- **Data excerpts**:
>>>>
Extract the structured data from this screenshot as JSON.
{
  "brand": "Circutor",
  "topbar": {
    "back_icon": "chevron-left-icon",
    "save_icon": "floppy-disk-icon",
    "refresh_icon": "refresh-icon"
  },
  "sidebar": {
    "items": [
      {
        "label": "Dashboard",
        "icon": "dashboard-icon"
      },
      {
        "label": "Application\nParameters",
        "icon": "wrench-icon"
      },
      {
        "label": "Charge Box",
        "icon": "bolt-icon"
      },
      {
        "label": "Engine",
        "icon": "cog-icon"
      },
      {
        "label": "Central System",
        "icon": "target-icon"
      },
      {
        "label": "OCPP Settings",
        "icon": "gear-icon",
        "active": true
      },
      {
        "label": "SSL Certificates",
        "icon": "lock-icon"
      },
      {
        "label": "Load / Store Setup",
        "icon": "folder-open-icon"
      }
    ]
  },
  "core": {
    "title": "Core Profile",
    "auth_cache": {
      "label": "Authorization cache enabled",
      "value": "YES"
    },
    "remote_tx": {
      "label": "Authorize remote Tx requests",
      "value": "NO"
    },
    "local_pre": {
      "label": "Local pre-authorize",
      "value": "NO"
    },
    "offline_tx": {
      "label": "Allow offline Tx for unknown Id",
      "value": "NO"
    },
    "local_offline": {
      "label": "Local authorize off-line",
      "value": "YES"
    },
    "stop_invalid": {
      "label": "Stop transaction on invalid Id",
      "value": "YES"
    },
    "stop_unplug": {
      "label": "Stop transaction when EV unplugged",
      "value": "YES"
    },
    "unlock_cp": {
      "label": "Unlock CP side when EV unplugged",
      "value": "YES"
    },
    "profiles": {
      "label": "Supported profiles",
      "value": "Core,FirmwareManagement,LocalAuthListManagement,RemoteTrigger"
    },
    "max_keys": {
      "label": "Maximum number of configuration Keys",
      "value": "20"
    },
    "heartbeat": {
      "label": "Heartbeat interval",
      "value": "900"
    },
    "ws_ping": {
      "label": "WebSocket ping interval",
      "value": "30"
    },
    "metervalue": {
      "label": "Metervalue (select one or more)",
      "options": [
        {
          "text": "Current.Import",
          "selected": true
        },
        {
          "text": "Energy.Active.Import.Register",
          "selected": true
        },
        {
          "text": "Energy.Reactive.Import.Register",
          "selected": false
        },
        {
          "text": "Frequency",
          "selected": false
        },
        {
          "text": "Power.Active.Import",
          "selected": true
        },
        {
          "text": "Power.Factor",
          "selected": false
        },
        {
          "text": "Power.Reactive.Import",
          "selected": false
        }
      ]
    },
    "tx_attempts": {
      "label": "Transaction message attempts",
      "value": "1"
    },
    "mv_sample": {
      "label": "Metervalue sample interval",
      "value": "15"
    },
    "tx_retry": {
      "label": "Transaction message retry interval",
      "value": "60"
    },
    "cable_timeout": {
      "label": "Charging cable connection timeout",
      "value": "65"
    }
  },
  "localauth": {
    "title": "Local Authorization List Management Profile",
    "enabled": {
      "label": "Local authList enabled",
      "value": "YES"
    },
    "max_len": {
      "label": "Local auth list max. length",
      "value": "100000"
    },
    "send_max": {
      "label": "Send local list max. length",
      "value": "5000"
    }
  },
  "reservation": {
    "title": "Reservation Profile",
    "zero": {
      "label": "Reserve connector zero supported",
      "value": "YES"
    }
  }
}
<<<<
- **AIM OF THE TASK**: Using the material above, print every entry exactly as written.

- **COMPLETE RESPONSE**:
Extract the structured data from this screenshot as JSON.
{
  "brand": "Circutor",
  "topbar": {
    "back_icon": "chevron-left-icon",
    "save_icon": "floppy-disk-icon",
    "refresh_icon": "refresh-icon"
  },
  "sidebar": {
    "items": [
      {
        "label": "Dashboard",
        "icon": "dashboard-icon"
      },
      {
        "label": "Application\nParameters",
        "icon": "wrench-icon"
      },
      {
        "label": "Charge Box",
        "icon": "bolt-icon"
      },
      {
        "label": "Engine",
        "icon": "cog-icon"
      },
      {
        "label": "Central System",
        "icon": "target-icon"
      },
      {
        "label": "OCPP Settings",
        "icon": "gear-icon",
        "active": true
      },
      {
        "label": "SSL Certificates",
        "icon": "lock-icon"
      },
      {
        "label": "Load / Store Setup",
        "icon": "folder-open-icon"
      }
    ]
  },
  "core": {
    "title": "Core Profile",
    "auth_cache": {
      "label": "Authorization cache enabled",
      "value": "YES"
    },
    "remote_tx": {
      "label": "Authorize remote Tx requests",
      "value": "NO"
    },
    "local_pre": {
      "label": "Local pre-authorize",
      "value": "NO"
    },
    "offline_tx": {
      "label": "Allow offline Tx for unknown Id",
      "value": "NO"
    },
    "local_offline": {
      "label": "Local authorize off-line",
      "value": "YES"
    },
    "stop_invalid": {
      "label": "Stop transaction on invalid Id",
      "value": "YES"
    },
    "stop_unplug": {
      "label": "Stop transaction when EV unplugged",
      "value": "YES"
    },
    "unlock_cp": {
      "label": "Unlock CP side when EV unplugged",
      "value": "YES"
    },
    "profiles": {
      "label": "Supported profiles",
      "value": "Core,FirmwareManagement,LocalAuthListManagement,RemoteTrigger"
    },
    "max_keys": {
      "label": "Maximum number of configuration Keys",
      "value": "20"
    },
    "heartbeat": {
      "label": "Heartbeat interval",
      "value": "900"
    },
    "ws_ping": {
      "label": "WebSocket ping interval",
      "value": "30"
    },
    "metervalue": {
      "label": "Metervalue (select one or more)",
      "options": [
        {
          "text": "Current.Import",
          "selected": true
        },
        {
          "text": "Energy.Active.Import.Register",
          "selected": true
        },
        {
          "text": "Energy.Reactive.Import.Register",
          "selected": false
        },
        {
          "text": "Frequency",
          "selected": false
        },
        {
          "text": "Power.Active.Import",
          "selected": true
        },
        {
          "text": "Power.Factor",
          "selected": false
        },
        {
          "text": "Power.Reactive.Import",
          "selected": false
        }
      ]
    },
    "tx_attempts": {
      "label": "Transaction message attempts",
      "value": "1"
    },
    "mv_sample": {
      "label": "Metervalue sample interval",
      "value": "15"
    },
    "tx_retry": {
      "label": "Transaction message retry interval",
      "value": "60"
    },
    "cable_timeout": {
      "label": "Charging cable connection timeout",
      "value": "65"
    }
  },
  "localauth": {
    "title": "Local Authorization List Management Profile",
    "enabled": {
      "label": "Local authList enabled",
      "value": "YES"
    },
    "max_len": {
      "label": "Local auth list max. length",
      "value": "100000"
    },
    "send_max": {
      "label": "Send local list max. length",
      "value": "5000"
    }
  },
  "reservation": {
    "title": "Reservation Profile",
    "zero": {
      "label": "Reserve connector zero supported",
      "value": "YES"
    }
  }
}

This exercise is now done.